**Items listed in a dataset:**
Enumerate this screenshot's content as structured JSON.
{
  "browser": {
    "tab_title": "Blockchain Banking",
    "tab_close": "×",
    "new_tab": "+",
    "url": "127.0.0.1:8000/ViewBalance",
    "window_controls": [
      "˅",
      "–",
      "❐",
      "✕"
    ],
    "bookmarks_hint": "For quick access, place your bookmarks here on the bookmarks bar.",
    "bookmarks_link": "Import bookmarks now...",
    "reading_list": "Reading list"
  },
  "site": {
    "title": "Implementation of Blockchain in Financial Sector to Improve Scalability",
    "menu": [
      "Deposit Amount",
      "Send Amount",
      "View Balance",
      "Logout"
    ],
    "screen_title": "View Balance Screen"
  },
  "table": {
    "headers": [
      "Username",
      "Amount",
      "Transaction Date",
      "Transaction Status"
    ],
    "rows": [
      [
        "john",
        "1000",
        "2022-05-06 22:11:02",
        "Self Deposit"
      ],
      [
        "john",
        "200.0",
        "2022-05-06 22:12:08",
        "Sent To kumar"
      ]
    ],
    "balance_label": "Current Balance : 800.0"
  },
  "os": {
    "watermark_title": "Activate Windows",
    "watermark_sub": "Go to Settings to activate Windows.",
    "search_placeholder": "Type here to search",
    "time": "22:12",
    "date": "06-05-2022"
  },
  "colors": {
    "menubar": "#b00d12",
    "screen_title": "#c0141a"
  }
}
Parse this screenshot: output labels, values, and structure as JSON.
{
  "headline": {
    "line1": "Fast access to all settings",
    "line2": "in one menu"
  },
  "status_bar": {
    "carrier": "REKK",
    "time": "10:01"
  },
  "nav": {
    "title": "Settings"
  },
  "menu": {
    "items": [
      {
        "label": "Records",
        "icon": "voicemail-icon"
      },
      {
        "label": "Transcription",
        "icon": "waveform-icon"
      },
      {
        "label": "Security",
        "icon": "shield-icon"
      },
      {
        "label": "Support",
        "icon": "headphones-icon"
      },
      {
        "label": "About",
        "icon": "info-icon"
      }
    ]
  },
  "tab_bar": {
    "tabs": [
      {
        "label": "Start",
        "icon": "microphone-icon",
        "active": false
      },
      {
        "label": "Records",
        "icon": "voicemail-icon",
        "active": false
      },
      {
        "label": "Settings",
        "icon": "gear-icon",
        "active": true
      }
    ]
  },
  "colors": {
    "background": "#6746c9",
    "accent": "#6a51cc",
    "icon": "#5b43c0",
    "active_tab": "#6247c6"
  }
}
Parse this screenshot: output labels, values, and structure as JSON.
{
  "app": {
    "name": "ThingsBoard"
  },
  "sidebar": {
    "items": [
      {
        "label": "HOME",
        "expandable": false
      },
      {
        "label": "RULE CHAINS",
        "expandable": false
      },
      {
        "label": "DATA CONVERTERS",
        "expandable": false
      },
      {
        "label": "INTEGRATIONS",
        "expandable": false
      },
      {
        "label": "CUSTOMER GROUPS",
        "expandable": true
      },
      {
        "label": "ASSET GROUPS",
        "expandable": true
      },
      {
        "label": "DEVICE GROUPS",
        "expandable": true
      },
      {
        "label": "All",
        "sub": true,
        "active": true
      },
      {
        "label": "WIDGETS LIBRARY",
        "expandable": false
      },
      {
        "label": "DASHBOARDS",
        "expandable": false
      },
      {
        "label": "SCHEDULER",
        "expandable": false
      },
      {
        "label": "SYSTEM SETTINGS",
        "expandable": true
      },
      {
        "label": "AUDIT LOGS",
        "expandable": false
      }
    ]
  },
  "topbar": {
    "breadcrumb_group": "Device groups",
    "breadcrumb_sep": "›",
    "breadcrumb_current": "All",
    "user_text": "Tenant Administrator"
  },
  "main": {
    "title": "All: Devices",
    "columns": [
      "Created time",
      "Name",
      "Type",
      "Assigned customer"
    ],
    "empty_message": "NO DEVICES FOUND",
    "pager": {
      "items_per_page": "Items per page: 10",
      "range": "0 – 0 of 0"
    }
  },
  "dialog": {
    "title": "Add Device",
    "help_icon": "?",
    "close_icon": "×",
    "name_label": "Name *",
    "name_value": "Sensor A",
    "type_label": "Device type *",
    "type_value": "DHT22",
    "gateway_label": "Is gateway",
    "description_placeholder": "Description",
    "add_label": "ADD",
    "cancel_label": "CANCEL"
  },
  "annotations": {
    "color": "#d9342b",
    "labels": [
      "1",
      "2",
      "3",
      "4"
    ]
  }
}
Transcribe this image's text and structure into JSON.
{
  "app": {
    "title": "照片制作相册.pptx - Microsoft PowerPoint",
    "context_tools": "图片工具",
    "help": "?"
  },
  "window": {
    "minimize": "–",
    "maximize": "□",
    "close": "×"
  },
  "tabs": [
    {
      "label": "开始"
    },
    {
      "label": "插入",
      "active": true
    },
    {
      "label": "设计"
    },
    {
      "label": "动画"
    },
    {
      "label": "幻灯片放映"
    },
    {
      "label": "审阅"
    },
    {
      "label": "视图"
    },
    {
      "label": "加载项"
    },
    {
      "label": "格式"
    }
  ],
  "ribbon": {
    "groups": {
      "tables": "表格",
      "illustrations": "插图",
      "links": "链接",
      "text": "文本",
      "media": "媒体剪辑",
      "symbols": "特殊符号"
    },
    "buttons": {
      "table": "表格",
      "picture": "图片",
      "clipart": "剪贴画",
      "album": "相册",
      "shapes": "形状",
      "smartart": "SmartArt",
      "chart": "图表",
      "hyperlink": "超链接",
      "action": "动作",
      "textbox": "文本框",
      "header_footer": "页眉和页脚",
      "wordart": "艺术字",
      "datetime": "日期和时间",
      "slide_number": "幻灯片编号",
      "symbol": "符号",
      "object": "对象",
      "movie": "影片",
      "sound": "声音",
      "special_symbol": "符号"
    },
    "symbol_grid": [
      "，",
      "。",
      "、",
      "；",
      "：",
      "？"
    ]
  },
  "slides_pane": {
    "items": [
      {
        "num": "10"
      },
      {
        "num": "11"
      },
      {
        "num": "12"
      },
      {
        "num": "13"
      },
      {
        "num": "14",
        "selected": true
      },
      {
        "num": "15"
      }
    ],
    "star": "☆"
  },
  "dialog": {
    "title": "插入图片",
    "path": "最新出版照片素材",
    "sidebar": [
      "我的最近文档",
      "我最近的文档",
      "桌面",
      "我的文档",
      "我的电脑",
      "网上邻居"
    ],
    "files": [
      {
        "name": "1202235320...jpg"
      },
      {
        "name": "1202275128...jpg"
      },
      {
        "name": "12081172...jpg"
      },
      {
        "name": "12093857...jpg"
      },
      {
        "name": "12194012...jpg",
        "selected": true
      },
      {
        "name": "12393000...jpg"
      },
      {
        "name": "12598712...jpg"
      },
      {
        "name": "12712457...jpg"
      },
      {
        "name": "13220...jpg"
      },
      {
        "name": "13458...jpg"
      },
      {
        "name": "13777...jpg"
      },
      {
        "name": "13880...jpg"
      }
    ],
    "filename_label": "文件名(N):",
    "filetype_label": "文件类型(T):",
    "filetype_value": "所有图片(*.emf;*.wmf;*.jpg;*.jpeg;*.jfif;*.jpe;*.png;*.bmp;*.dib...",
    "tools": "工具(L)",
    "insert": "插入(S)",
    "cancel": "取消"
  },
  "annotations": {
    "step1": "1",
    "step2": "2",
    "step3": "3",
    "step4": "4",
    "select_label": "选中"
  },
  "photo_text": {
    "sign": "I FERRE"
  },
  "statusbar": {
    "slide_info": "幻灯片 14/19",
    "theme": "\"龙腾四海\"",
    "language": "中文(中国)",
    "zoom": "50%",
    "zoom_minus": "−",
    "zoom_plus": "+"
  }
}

**WHAT THIS TASK INVOLVES:** Check every line of the data, and copy the ones that contain "JSON".

**ANSWER IN FULL:**
Enumerate this screenshot's content as structured JSON.
Parse this screenshot: output labels, values, and structure as JSON.
Parse this screenshot: output labels, values, and structure as JSON.
Transcribe this image's text and structure into JSON.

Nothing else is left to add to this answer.